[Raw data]

+===+

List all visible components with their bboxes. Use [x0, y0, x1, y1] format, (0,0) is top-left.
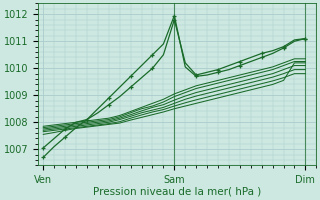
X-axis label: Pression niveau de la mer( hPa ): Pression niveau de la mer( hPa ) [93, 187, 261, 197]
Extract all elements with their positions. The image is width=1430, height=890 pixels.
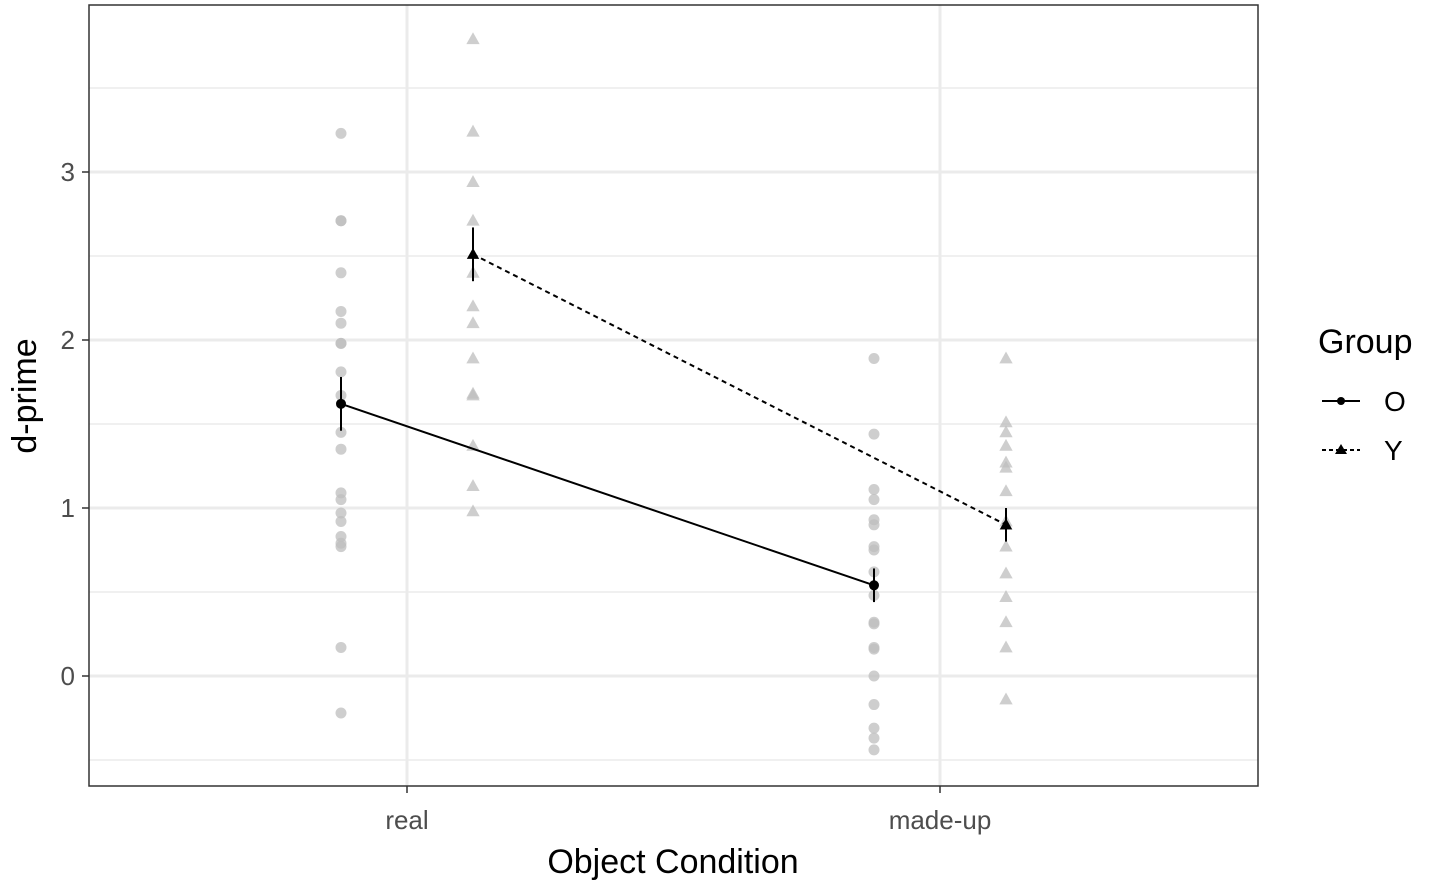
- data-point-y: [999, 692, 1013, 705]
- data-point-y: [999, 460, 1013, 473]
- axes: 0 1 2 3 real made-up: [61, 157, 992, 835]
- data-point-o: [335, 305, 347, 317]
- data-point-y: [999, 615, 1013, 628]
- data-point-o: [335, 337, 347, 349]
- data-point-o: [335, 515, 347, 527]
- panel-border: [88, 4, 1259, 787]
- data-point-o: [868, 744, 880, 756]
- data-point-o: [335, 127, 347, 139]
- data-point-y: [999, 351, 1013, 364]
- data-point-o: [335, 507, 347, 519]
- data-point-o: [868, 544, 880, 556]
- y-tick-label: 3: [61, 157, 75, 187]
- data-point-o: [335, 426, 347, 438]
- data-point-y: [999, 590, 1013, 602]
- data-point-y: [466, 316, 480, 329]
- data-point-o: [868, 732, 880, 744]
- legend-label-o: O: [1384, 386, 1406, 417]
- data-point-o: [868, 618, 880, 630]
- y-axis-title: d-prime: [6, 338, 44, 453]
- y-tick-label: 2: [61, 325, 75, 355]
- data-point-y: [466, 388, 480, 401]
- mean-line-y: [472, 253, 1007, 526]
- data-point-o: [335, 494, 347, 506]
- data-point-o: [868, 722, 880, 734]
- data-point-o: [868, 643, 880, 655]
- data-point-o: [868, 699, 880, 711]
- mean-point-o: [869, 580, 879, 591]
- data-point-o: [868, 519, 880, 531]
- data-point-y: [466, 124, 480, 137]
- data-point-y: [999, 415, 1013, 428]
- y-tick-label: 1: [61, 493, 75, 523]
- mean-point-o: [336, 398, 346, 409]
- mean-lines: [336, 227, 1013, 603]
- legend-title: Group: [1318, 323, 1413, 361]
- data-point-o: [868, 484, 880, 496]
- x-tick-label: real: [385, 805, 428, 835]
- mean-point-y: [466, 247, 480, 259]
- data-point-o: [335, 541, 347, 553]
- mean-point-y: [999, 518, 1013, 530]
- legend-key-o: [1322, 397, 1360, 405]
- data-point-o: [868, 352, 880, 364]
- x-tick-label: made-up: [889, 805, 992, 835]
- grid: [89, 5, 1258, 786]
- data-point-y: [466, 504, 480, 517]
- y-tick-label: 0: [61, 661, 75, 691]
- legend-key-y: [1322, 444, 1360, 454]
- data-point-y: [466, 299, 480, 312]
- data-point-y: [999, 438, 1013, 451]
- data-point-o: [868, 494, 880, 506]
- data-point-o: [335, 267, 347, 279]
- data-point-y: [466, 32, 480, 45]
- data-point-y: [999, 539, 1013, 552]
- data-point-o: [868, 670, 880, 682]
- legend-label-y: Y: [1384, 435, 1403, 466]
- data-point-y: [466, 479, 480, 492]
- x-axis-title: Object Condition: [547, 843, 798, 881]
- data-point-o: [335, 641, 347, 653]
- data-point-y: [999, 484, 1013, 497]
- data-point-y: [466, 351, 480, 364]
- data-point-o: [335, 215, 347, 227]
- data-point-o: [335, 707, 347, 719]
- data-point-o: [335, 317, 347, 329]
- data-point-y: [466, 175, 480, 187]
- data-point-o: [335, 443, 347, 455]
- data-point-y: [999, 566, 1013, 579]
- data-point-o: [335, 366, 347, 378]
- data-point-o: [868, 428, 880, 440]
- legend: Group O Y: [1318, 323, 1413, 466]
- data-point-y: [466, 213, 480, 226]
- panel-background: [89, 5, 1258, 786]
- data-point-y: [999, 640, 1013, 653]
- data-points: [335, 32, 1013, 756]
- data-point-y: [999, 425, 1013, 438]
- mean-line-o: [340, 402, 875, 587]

+===+

**What you need to do:**
Copy every line of the data above word for word, leaving out the pictures.

**Solution to this exercise:**
List all visible components with their bboxes. Use [x0, y0, x1, y1] format, (0,0) is top-left.
X-axis label: Pression niveau de la mer( hPa ): Pression niveau de la mer( hPa ) [93, 187, 261, 197]
Extract all elements with their positions. The image is width=1430, height=890 pixels.
- data-point-y: [999, 692, 1013, 705]
- data-point-y: [999, 460, 1013, 473]
- axes: 0 1 2 3 real made-up: [61, 157, 992, 835]
- data-point-o: [335, 305, 347, 317]
- data-point-y: [999, 615, 1013, 628]
- data-point-o: [335, 337, 347, 349]
- data-point-o: [335, 515, 347, 527]
- panel-border: [88, 4, 1259, 787]
- data-point-o: [868, 744, 880, 756]
- data-point-o: [335, 127, 347, 139]
- data-point-y: [999, 351, 1013, 364]
- data-point-o: [335, 507, 347, 519]
- data-point-o: [868, 544, 880, 556]
- y-tick-label: 3: [61, 157, 75, 187]
- data-point-o: [335, 426, 347, 438]
- data-point-y: [999, 590, 1013, 602]
- data-point-y: [466, 316, 480, 329]
- data-point-o: [868, 732, 880, 744]
- legend-label-o: O: [1384, 386, 1406, 417]
- data-point-o: [868, 618, 880, 630]
- y-axis-title: d-prime: [6, 338, 44, 453]
- y-tick-label: 2: [61, 325, 75, 355]
- data-point-y: [466, 388, 480, 401]
- mean-line-y: [472, 253, 1007, 526]
- data-point-o: [335, 494, 347, 506]
- data-point-o: [868, 722, 880, 734]
- data-point-o: [868, 643, 880, 655]
- data-point-o: [868, 699, 880, 711]
- mean-point-o: [869, 580, 879, 591]
- data-point-o: [868, 519, 880, 531]
- data-point-y: [466, 124, 480, 137]
- data-point-y: [999, 415, 1013, 428]
- y-tick-label: 1: [61, 493, 75, 523]
- mean-point-o: [336, 398, 346, 409]
- mean-lines: [336, 227, 1013, 603]
- legend-title: Group: [1318, 323, 1413, 361]
- data-point-o: [868, 484, 880, 496]
- x-tick-label: real: [385, 805, 428, 835]
- mean-point-y: [466, 247, 480, 259]
- data-point-o: [335, 541, 347, 553]
- mean-point-y: [999, 518, 1013, 530]
- legend-key-o: [1322, 397, 1360, 405]
- data-point-o: [868, 352, 880, 364]
- x-tick-label: made-up: [889, 805, 992, 835]
- grid: [89, 5, 1258, 786]
- data-point-y: [466, 504, 480, 517]
- y-tick-label: 0: [61, 661, 75, 691]
- legend-key-y: [1322, 444, 1360, 454]
- data-point-y: [466, 299, 480, 312]
- data-point-y: [999, 438, 1013, 451]
- data-point-o: [868, 494, 880, 506]
- data-point-o: [335, 267, 347, 279]
- data-point-y: [466, 32, 480, 45]
- data-point-y: [999, 539, 1013, 552]
- data-point-o: [868, 670, 880, 682]
- legend-label-y: Y: [1384, 435, 1403, 466]
- data-point-y: [466, 479, 480, 492]
- x-axis-title: Object Condition: [547, 843, 798, 881]
- data-point-o: [335, 641, 347, 653]
- data-point-y: [999, 484, 1013, 497]
- data-point-y: [466, 351, 480, 364]
- data-point-o: [335, 215, 347, 227]
- data-point-o: [335, 707, 347, 719]
- data-point-o: [335, 317, 347, 329]
- data-point-y: [466, 175, 480, 187]
- data-point-o: [335, 443, 347, 455]
- data-point-y: [999, 566, 1013, 579]
- data-point-o: [335, 366, 347, 378]
- data-point-o: [868, 428, 880, 440]
- legend: Group O Y: [1318, 323, 1413, 466]
- data-point-y: [466, 213, 480, 226]
- panel-background: [89, 5, 1258, 786]
- data-point-y: [999, 640, 1013, 653]
- data-points: [335, 32, 1013, 756]
- data-point-y: [999, 425, 1013, 438]
- mean-line-o: [340, 402, 875, 587]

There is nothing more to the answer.